[Extracted data entries]
#####

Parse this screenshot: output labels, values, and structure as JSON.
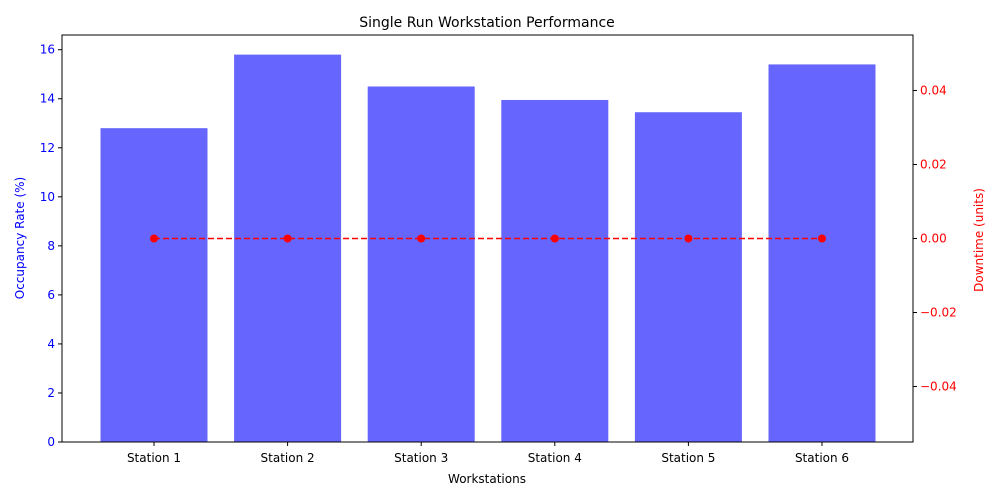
{
  "chart_data": {
    "type": "bar",
    "title": "Single Run Workstation Performance",
    "xlabel": "Workstations",
    "categories": [
      "Station 1",
      "Station 2",
      "Station 3",
      "Station 4",
      "Station 5",
      "Station 6"
    ],
    "series": [
      {
        "name": "Occupancy Rate (%)",
        "type": "bar",
        "axis": "left",
        "color": "#6666ff",
        "values": [
          12.8,
          15.8,
          14.5,
          13.95,
          13.45,
          15.4
        ]
      },
      {
        "name": "Downtime (units)",
        "type": "line",
        "axis": "right",
        "color": "#ff0000",
        "line_style": "dashed",
        "marker": "circle",
        "values": [
          0,
          0,
          0,
          0,
          0,
          0
        ]
      }
    ],
    "y_left": {
      "label": "Occupancy Rate (%)",
      "color": "#0000ff",
      "ylim": [
        0,
        16.6
      ],
      "ticks": [
        0,
        2,
        4,
        6,
        8,
        10,
        12,
        14,
        16
      ]
    },
    "y_right": {
      "label": "Downtime (units)",
      "color": "#ff0000",
      "ylim": [
        -0.055,
        0.055
      ],
      "ticks": [
        -0.04,
        -0.02,
        0.0,
        0.02,
        0.04
      ],
      "tick_labels": [
        "−0.04",
        "−0.02",
        "0.00",
        "0.02",
        "0.04"
      ]
    },
    "grid": false,
    "legend": false
  }
}
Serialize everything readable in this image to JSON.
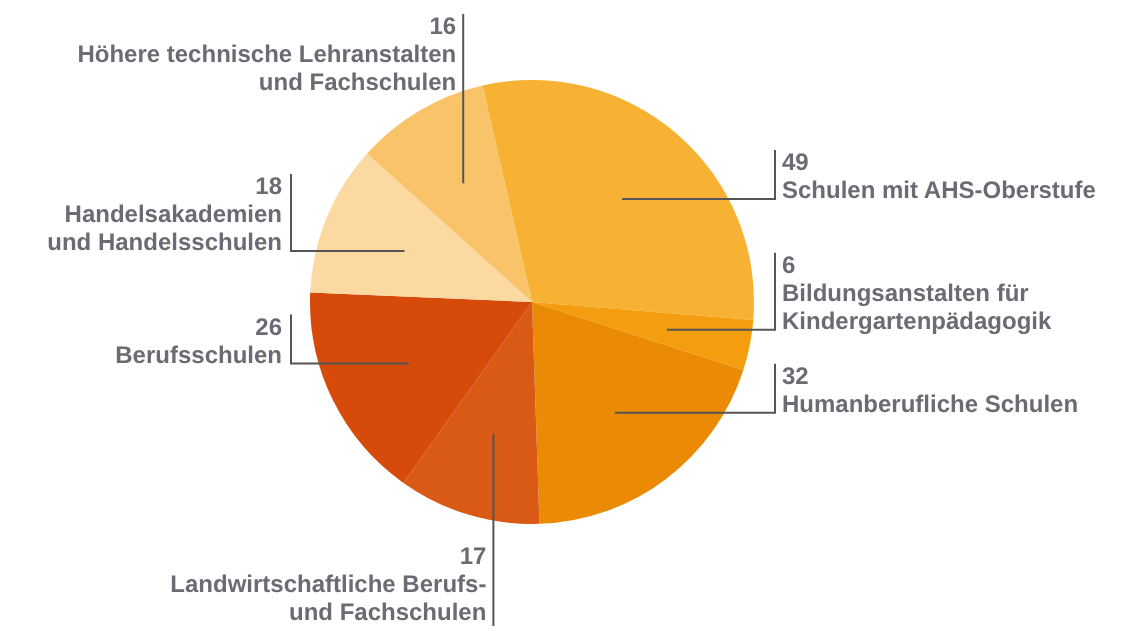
{
  "chart_data": {
    "type": "pie",
    "categories": [
      "Schulen mit AHS-Oberstufe",
      "Bildungsanstalten für\nKindergartenpädagogik",
      "Humanberufliche Schulen",
      "Landwirtschaftliche Berufs-\nund Fachschulen",
      "Berufsschulen",
      "Handelsakademien\nund Handelsschulen",
      "Höhere technische Lehranstalten\nund Fachschulen"
    ],
    "values": [
      49,
      6,
      32,
      17,
      26,
      18,
      16
    ],
    "colors": [
      "#f7b233",
      "#f49d0f",
      "#ea8a05",
      "#d85a14",
      "#d64a0a",
      "#fbd9a0",
      "#f9c469"
    ],
    "data_labels": true,
    "legend": false
  }
}
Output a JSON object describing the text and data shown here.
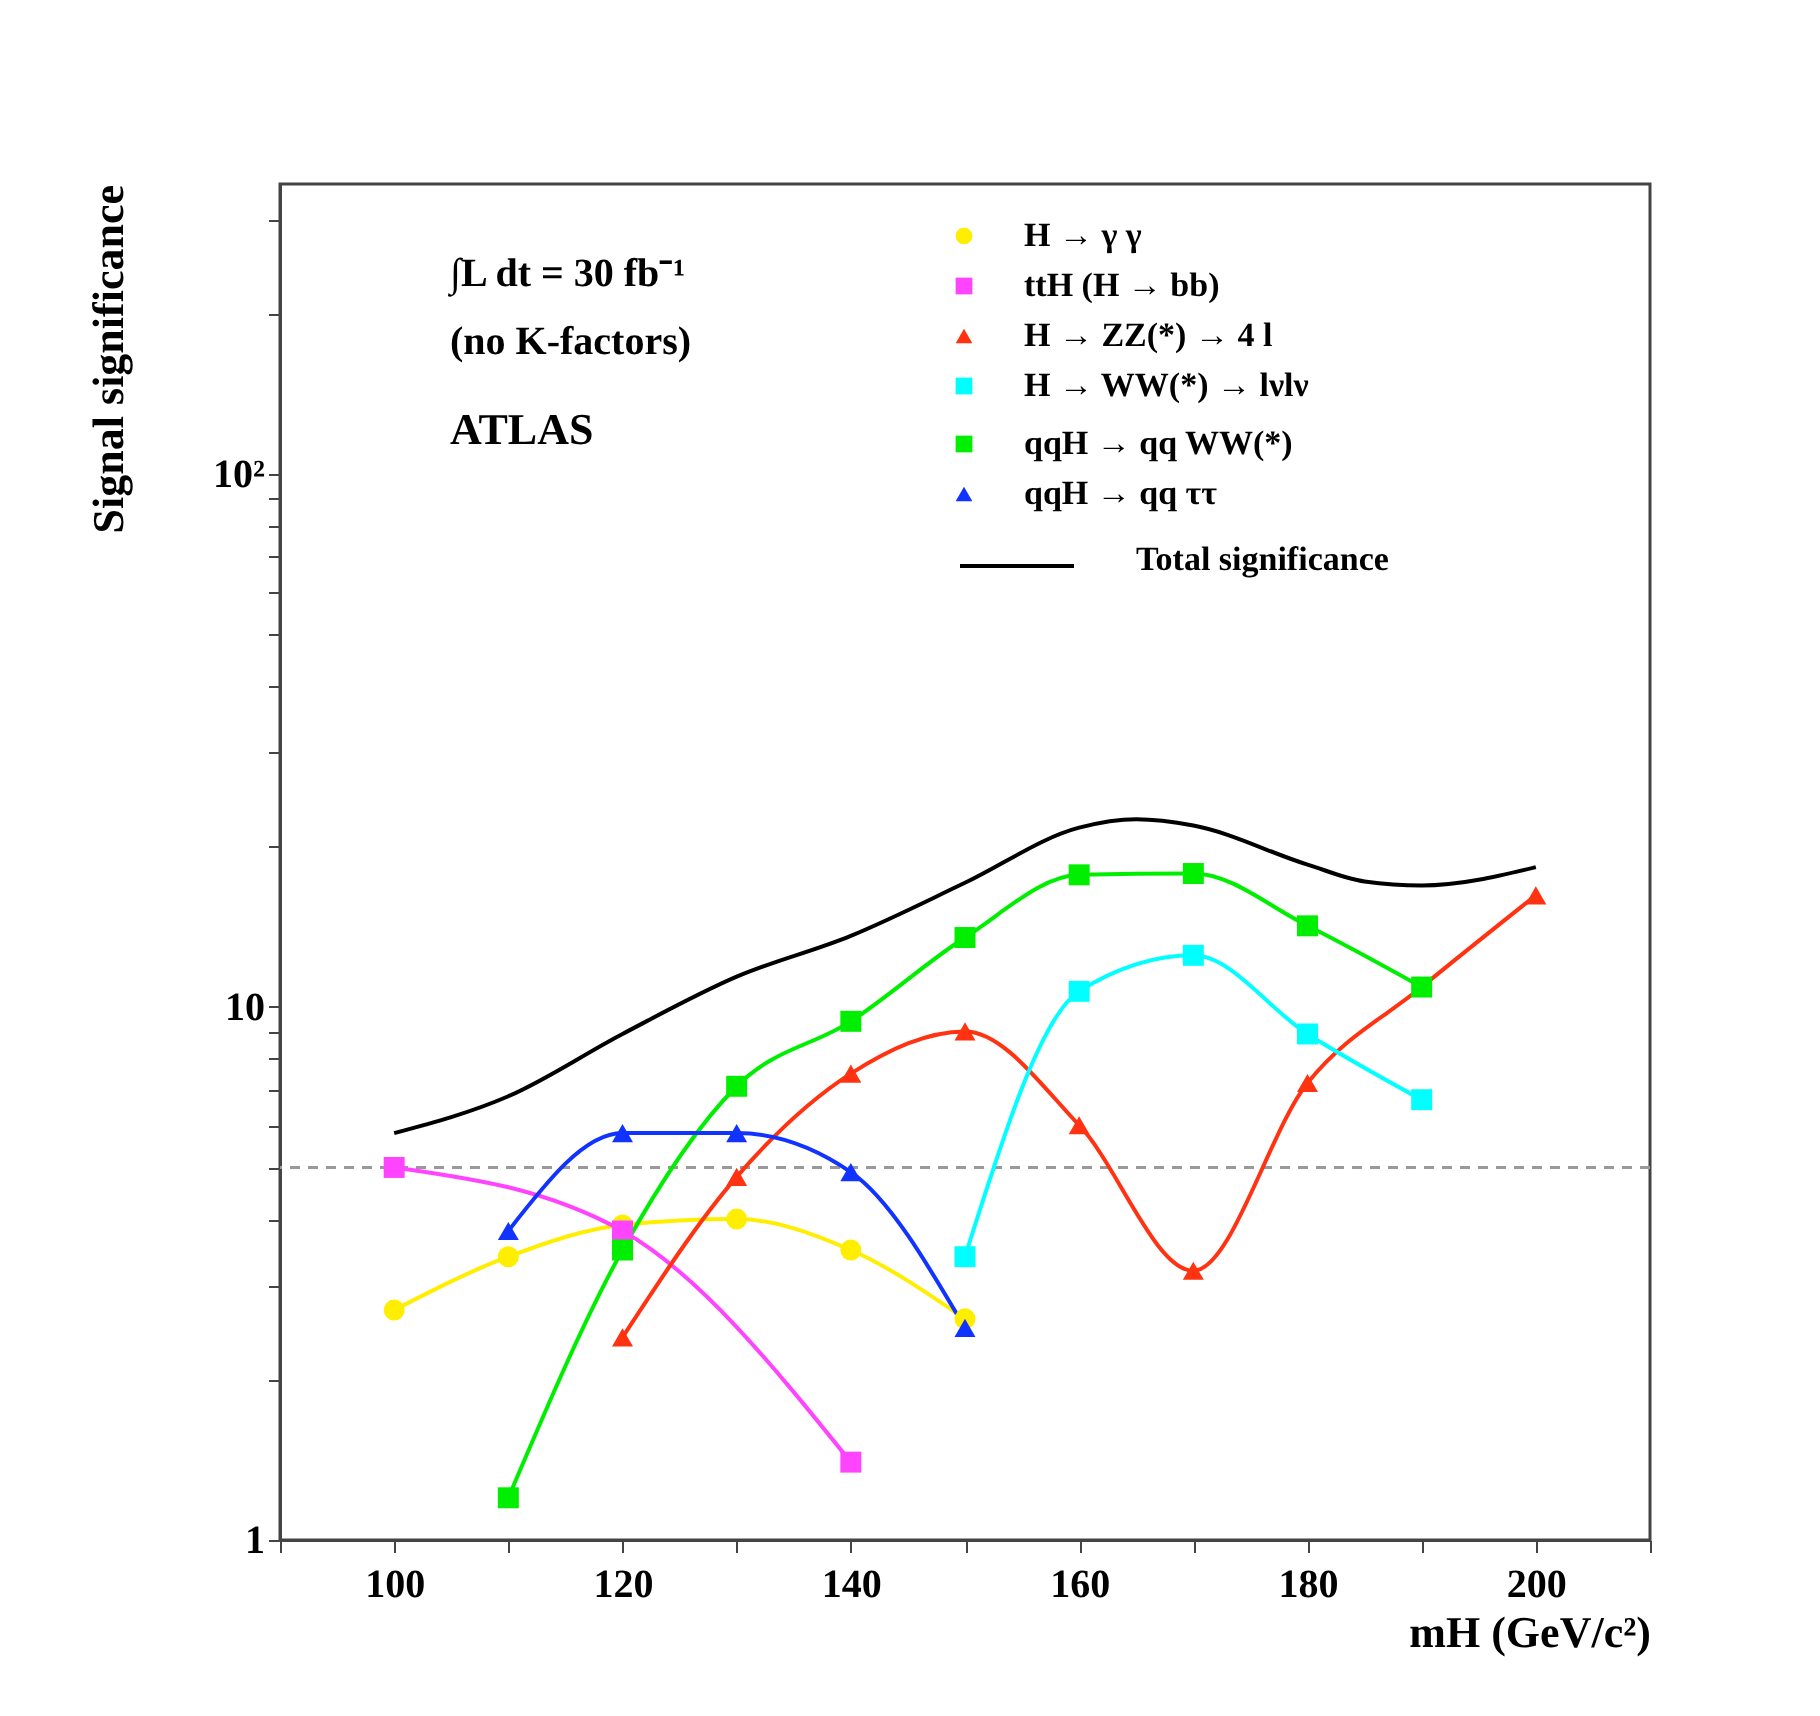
{
  "chart_data": {
    "type": "line",
    "xlabel": "mH (GeV/c²)",
    "ylabel": "Signal significance",
    "annotations": [
      "∫L dt = 30 fb⁻¹",
      "(no K-factors)",
      "ATLAS"
    ],
    "xlim": [
      90,
      210
    ],
    "ylim": [
      1,
      350
    ],
    "log": "y",
    "grid": false,
    "legend": "top right",
    "xticks": [
      {
        "value": 90,
        "label": null
      },
      100,
      {
        "value": 110,
        "label": null
      },
      120,
      {
        "value": 130,
        "label": null
      },
      140,
      {
        "value": 150,
        "label": null
      },
      160,
      {
        "value": 170,
        "label": null
      },
      180,
      {
        "value": 190,
        "label": null
      },
      200,
      {
        "value": 210,
        "label": null
      }
    ],
    "yticks": [
      1,
      {
        "value": 2,
        "label": null
      },
      {
        "value": 3,
        "label": null
      },
      {
        "value": 4,
        "label": null
      },
      {
        "value": 5,
        "label": null
      },
      {
        "value": 6,
        "label": null
      },
      {
        "value": 7,
        "label": null
      },
      {
        "value": 8,
        "label": null
      },
      {
        "value": 9,
        "label": null
      },
      10,
      {
        "value": 20,
        "label": null
      },
      {
        "value": 30,
        "label": null
      },
      {
        "value": 40,
        "label": null
      },
      {
        "value": 50,
        "label": null
      },
      {
        "value": 60,
        "label": null
      },
      {
        "value": 70,
        "label": null
      },
      {
        "value": 80,
        "label": null
      },
      {
        "value": 90,
        "label": null
      },
      {
        "value": 100,
        "label": "10²"
      },
      {
        "value": 200,
        "label": null
      },
      {
        "value": 300,
        "label": null
      }
    ],
    "ref_lines": [
      {
        "axis": "y",
        "value": 5,
        "label": null,
        "color": "#999999",
        "line_style": "dashed"
      }
    ],
    "series": [
      {
        "name": "H → γ γ",
        "color": "#ffee00",
        "marker": "circle",
        "x": [
          100,
          110,
          120,
          130,
          140,
          150
        ],
        "values": [
          2.7,
          3.4,
          3.9,
          4.0,
          3.5,
          2.6
        ]
      },
      {
        "name": "ttH (H → bb)",
        "color": "#ff44ff",
        "marker": "square",
        "x": [
          100,
          120,
          140
        ],
        "values": [
          5.0,
          3.8,
          1.4
        ]
      },
      {
        "name": "H → ZZ(*) → 4 l",
        "color": "#ff3311",
        "marker": "triangle",
        "x": [
          120,
          130,
          140,
          150,
          160,
          170,
          180,
          190,
          200
        ],
        "values": [
          2.4,
          4.8,
          7.5,
          9.0,
          6.0,
          3.2,
          7.2,
          10.9,
          16.2
        ]
      },
      {
        "name": "H → WW(*) → lνlν",
        "color": "#00ffff",
        "marker": "square",
        "x": [
          150,
          160,
          170,
          180,
          190
        ],
        "values": [
          3.4,
          10.7,
          12.5,
          8.9,
          6.7
        ]
      },
      {
        "name": "qqH → qq WW(*)",
        "color": "#00ee00",
        "marker": "square",
        "x": [
          110,
          120,
          130,
          140,
          150,
          160,
          170,
          180,
          190
        ],
        "values": [
          1.2,
          3.5,
          7.1,
          9.4,
          13.5,
          17.7,
          17.8,
          14.2,
          10.9
        ]
      },
      {
        "name": "qqH → qq ττ",
        "color": "#1133ff",
        "marker": "triangle",
        "x": [
          110,
          120,
          130,
          140,
          150
        ],
        "values": [
          3.8,
          5.8,
          5.8,
          4.9,
          2.5
        ]
      },
      {
        "name": "Total significance",
        "color": "#000000",
        "marker": "none",
        "x": [
          100,
          110,
          120,
          130,
          140,
          150,
          160,
          165,
          170,
          180,
          185,
          190,
          200
        ],
        "values": [
          5.8,
          6.8,
          8.9,
          11.4,
          13.6,
          17.1,
          21.7,
          22.5,
          21.9,
          18.5,
          17.2,
          16.9,
          18.3
        ]
      }
    ]
  }
}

#####

In your copy, repeat each record exactly and include no pictures.

Parse this screenshot: output labels, values, and structure as JSON.
{
  "chart_data": {
    "type": "bar",
    "title": "Single Run Workstation Performance",
    "xlabel": "Workstations",
    "categories": [
      "Station 1",
      "Station 2",
      "Station 3",
      "Station 4",
      "Station 5",
      "Station 6"
    ],
    "series": [
      {
        "name": "Occupancy Rate (%)",
        "type": "bar",
        "axis": "left",
        "color": "#6666ff",
        "values": [
          12.8,
          15.8,
          14.5,
          13.95,
          13.45,
          15.4
        ]
      },
      {
        "name": "Downtime (units)",
        "type": "line",
        "axis": "right",
        "color": "#ff0000",
        "line_style": "dashed",
        "marker": "circle",
        "values": [
          0,
          0,
          0,
          0,
          0,
          0
        ]
      }
    ],
    "y_left": {
      "label": "Occupancy Rate (%)",
      "color": "#0000ff",
      "ylim": [
        0,
        16.6
      ],
      "ticks": [
        0,
        2,
        4,
        6,
        8,
        10,
        12,
        14,
        16
      ]
    },
    "y_right": {
      "label": "Downtime (units)",
      "color": "#ff0000",
      "ylim": [
        -0.055,
        0.055
      ],
      "ticks": [
        -0.04,
        -0.02,
        0.0,
        0.02,
        0.04
      ],
      "tick_labels": [
        "−0.04",
        "−0.02",
        "0.00",
        "0.02",
        "0.04"
      ]
    },
    "grid": false,
    "legend": false
  }
}
Serialize everything readable in this image to JSON.
{
  "chart_data": {
    "type": "pie",
    "categories": [
      "Schulen mit AHS-Oberstufe",
      "Bildungsanstalten für\nKindergartenpädagogik",
      "Humanberufliche Schulen",
      "Landwirtschaftliche Berufs-\nund Fachschulen",
      "Berufsschulen",
      "Handelsakademien\nund Handelsschulen",
      "Höhere technische Lehranstalten\nund Fachschulen"
    ],
    "values": [
      49,
      6,
      32,
      17,
      26,
      18,
      16
    ],
    "colors": [
      "#f7b233",
      "#f49d0f",
      "#ea8a05",
      "#d85a14",
      "#d64a0a",
      "#fbd9a0",
      "#f9c469"
    ],
    "data_labels": true,
    "legend": false
  }
}
Output a JSON object describing the text and data shown here.
{
  "chart_data": {
    "type": "line",
    "xlabel": "mH (GeV/c²)",
    "ylabel": "Signal significance",
    "annotations": [
      "∫L dt = 30 fb⁻¹",
      "(no K-factors)",
      "ATLAS"
    ],
    "xlim": [
      90,
      210
    ],
    "ylim": [
      1,
      350
    ],
    "log": "y",
    "grid": false,
    "legend": "top right",
    "xticks": [
      {
        "value": 90,
        "label": null
      },
      100,
      {
        "value": 110,
        "label": null
      },
      120,
      {
        "value": 130,
        "label": null
      },
      140,
      {
        "value": 150,
        "label": null
      },
      160,
      {
        "value": 170,
        "label": null
      },
      180,
      {
        "value": 190,
        "label": null
      },
      200,
      {
        "value": 210,
        "label": null
      }
    ],
    "yticks": [
      1,
      {
        "value": 2,
        "label": null
      },
      {
        "value": 3,
        "label": null
      },
      {
        "value": 4,
        "label": null
      },
      {
        "value": 5,
        "label": null
      },
      {
        "value": 6,
        "label": null
      },
      {
        "value": 7,
        "label": null
      },
      {
        "value": 8,
        "label": null
      },
      {
        "value": 9,
        "label": null
      },
      10,
      {
        "value": 20,
        "label": null
      },
      {
        "value": 30,
        "label": null
      },
      {
        "value": 40,
        "label": null
      },
      {
        "value": 50,
        "label": null
      },
      {
        "value": 60,
        "label": null
      },
      {
        "value": 70,
        "label": null
      },
      {
        "value": 80,
        "label": null
      },
      {
        "value": 90,
        "label": null
      },
      {
        "value": 100,
        "label": "10²"
      },
      {
        "value": 200,
        "label": null
      },
      {
        "value": 300,
        "label": null
      }
    ],
    "ref_lines": [
      {
        "axis": "y",
        "value": 5,
        "label": null,
        "color": "#999999",
        "line_style": "dashed"
      }
    ],
    "series": [
      {
        "name": "H → γ γ",
        "color": "#ffee00",
        "marker": "circle",
        "x": [
          100,
          110,
          120,
          130,
          140,
          150
        ],
        "values": [
          2.7,
          3.4,
          3.9,
          4.0,
          3.5,
          2.6
        ]
      },
      {
        "name": "ttH (H → bb)",
        "color": "#ff44ff",
        "marker": "square",
        "x": [
          100,
          120,
          140
        ],
        "values": [
          5.0,
          3.8,
          1.4
        ]
      },
      {
        "name": "H → ZZ(*) → 4 l",
        "color": "#ff3311",
        "marker": "triangle",
        "x": [
          120,
          130,
          140,
          150,
          160,
          170,
          180,
          190,
          200
        ],
        "values": [
          2.4,
          4.8,
          7.5,
          9.0,
          6.0,
          3.2,
          7.2,
          10.9,
          16.2
        ]
      },
      {
        "name": "H → WW(*) → lνlν",
        "color": "#00ffff",
        "marker": "square",
        "x": [
          150,
          160,
          170,
          180,
          190
        ],
        "values": [
          3.4,
          10.7,
          12.5,
          8.9,
          6.7
        ]
      },
      {
        "name": "qqH → qq WW(*)",
        "color": "#00ee00",
        "marker": "square",
        "x": [
          110,
          120,
          130,
          140,
          150,
          160,
          170,
          180,
          190
        ],
        "values": [
          1.2,
          3.5,
          7.1,
          9.4,
          13.5,
          17.7,
          17.8,
          14.2,
          10.9
        ]
      },
      {
        "name": "qqH → qq ττ",
        "color": "#1133ff",
        "marker": "triangle",
        "x": [
          110,
          120,
          130,
          140,
          150
        ],
        "values": [
          3.8,
          5.8,
          5.8,
          4.9,
          2.5
        ]
      },
      {
        "name": "Total significance",
        "color": "#000000",
        "marker": "none",
        "x": [
          100,
          110,
          120,
          130,
          140,
          150,
          160,
          165,
          170,
          180,
          185,
          190,
          200
        ],
        "values": [
          5.8,
          6.8,
          8.9,
          11.4,
          13.6,
          17.1,
          21.7,
          22.5,
          21.9,
          18.5,
          17.2,
          16.9,
          18.3
        ]
      }
    ]
  }
}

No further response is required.